## START EXCERPTED RECORDS

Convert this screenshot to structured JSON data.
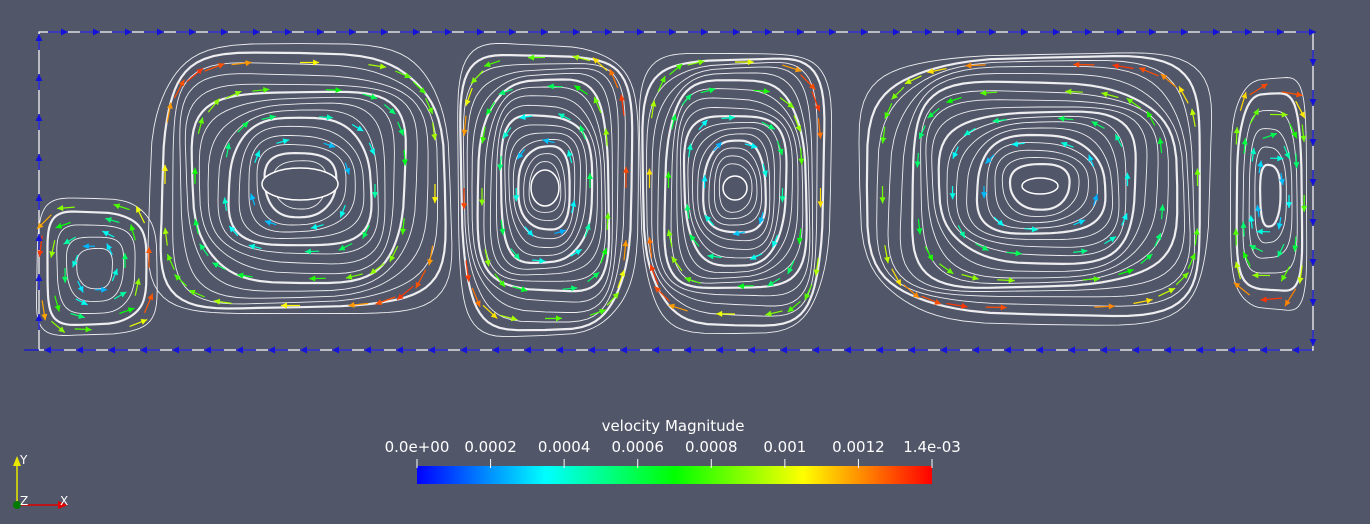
{
  "colorbar": {
    "title": "velocity Magnitude",
    "min": 0.0,
    "max": 0.0014,
    "ticks": [
      {
        "label": "0.0e+00",
        "value": 0.0
      },
      {
        "label": "0.0002",
        "value": 0.0002
      },
      {
        "label": "0.0004",
        "value": 0.0004
      },
      {
        "label": "0.0006",
        "value": 0.0006
      },
      {
        "label": "0.0008",
        "value": 0.0008
      },
      {
        "label": "0.001",
        "value": 0.001
      },
      {
        "label": "0.0012",
        "value": 0.0012
      },
      {
        "label": "1.4e-03",
        "value": 0.0014
      }
    ],
    "colormap": [
      "#0000ff",
      "#00ffff",
      "#00ff00",
      "#ffff00",
      "#ff0000"
    ]
  },
  "axes": {
    "y_label": "Y",
    "z_label": "Z",
    "x_label": "X",
    "y_color": "#e8e800",
    "x_color": "#e00000",
    "z_color": "#007a00"
  },
  "colors": {
    "background": "#525669",
    "streamline": "#ffffff"
  },
  "vortices": [
    {
      "name": "large-left-vortex"
    },
    {
      "name": "corner-left-vortex"
    },
    {
      "name": "center-left-vortex"
    },
    {
      "name": "center-right-vortex"
    },
    {
      "name": "large-right-vortex"
    },
    {
      "name": "right-edge-vortex"
    }
  ]
}
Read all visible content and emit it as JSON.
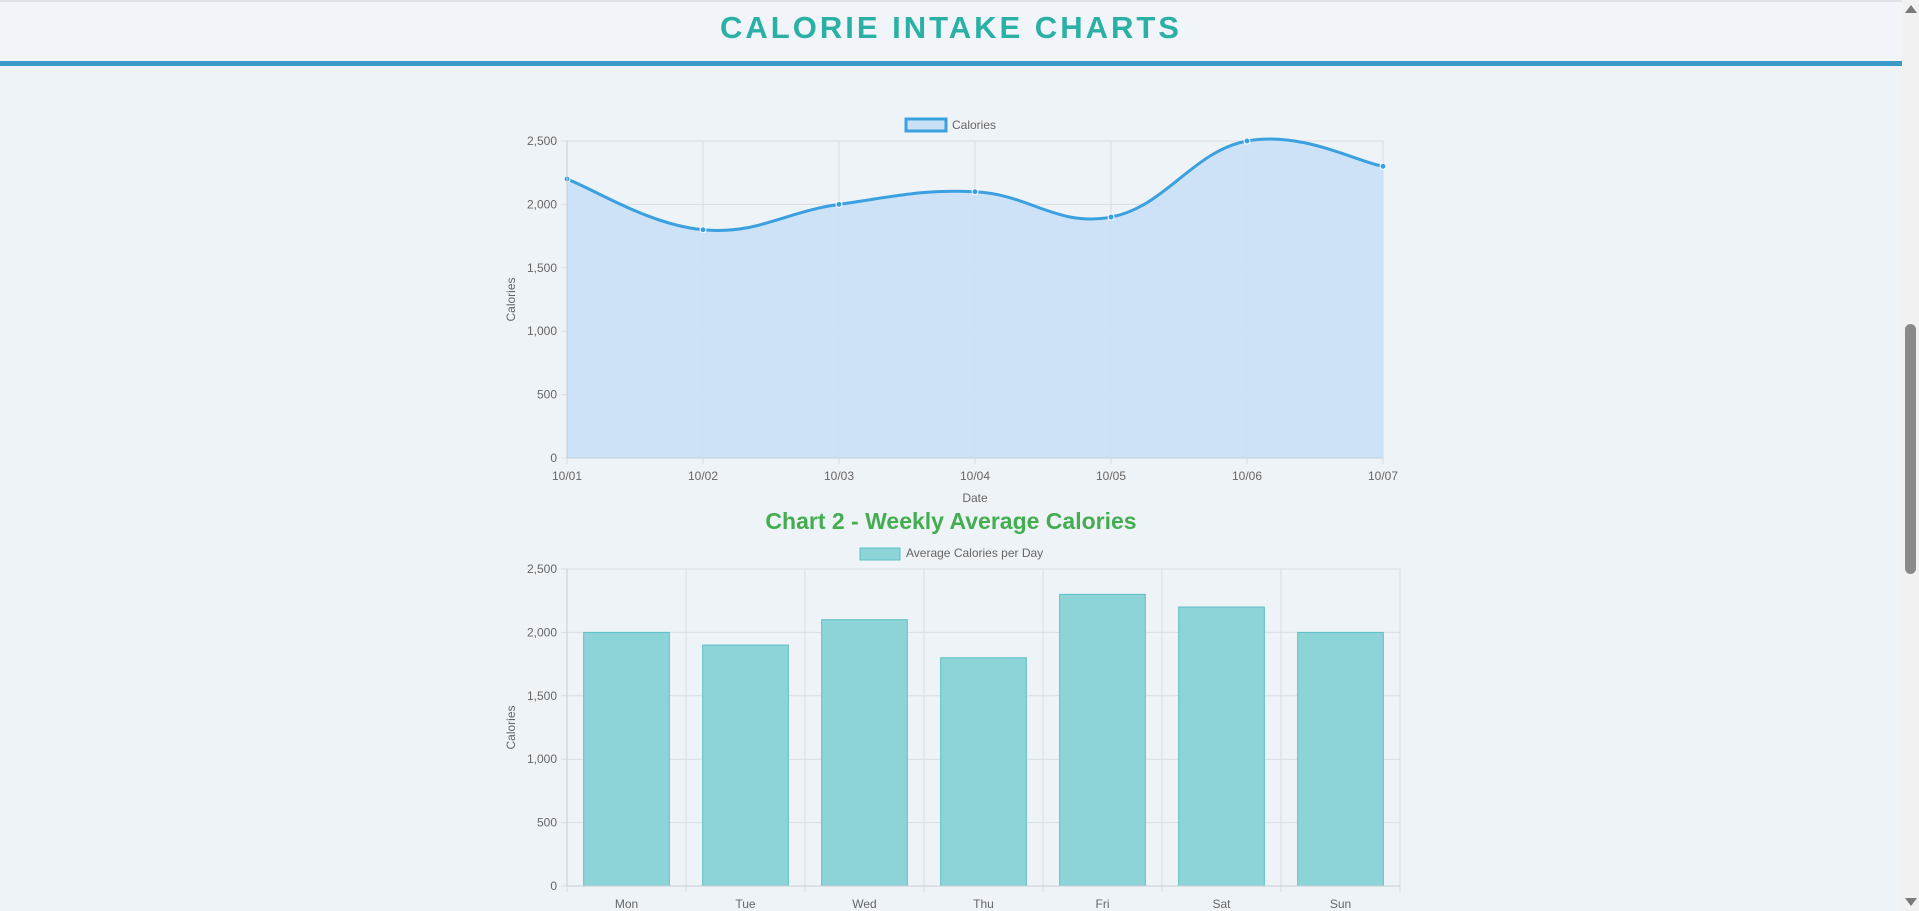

## END EXCERPTED RECORDS

GOAL —
Copy the data character for character, but drop all pictures from the copy.

SOLUTION BELOW —
Convert this screenshot to structured JSON data.
{
  "colorbar": {
    "title": "velocity Magnitude",
    "min": 0.0,
    "max": 0.0014,
    "ticks": [
      {
        "label": "0.0e+00",
        "value": 0.0
      },
      {
        "label": "0.0002",
        "value": 0.0002
      },
      {
        "label": "0.0004",
        "value": 0.0004
      },
      {
        "label": "0.0006",
        "value": 0.0006
      },
      {
        "label": "0.0008",
        "value": 0.0008
      },
      {
        "label": "0.001",
        "value": 0.001
      },
      {
        "label": "0.0012",
        "value": 0.0012
      },
      {
        "label": "1.4e-03",
        "value": 0.0014
      }
    ],
    "colormap": [
      "#0000ff",
      "#00ffff",
      "#00ff00",
      "#ffff00",
      "#ff0000"
    ]
  },
  "axes": {
    "y_label": "Y",
    "z_label": "Z",
    "x_label": "X",
    "y_color": "#e8e800",
    "x_color": "#e00000",
    "z_color": "#007a00"
  },
  "colors": {
    "background": "#525669",
    "streamline": "#ffffff"
  },
  "vortices": [
    {
      "name": "large-left-vortex"
    },
    {
      "name": "corner-left-vortex"
    },
    {
      "name": "center-left-vortex"
    },
    {
      "name": "center-right-vortex"
    },
    {
      "name": "large-right-vortex"
    },
    {
      "name": "right-edge-vortex"
    }
  ]
}
Read all visible content and emit it as JSON.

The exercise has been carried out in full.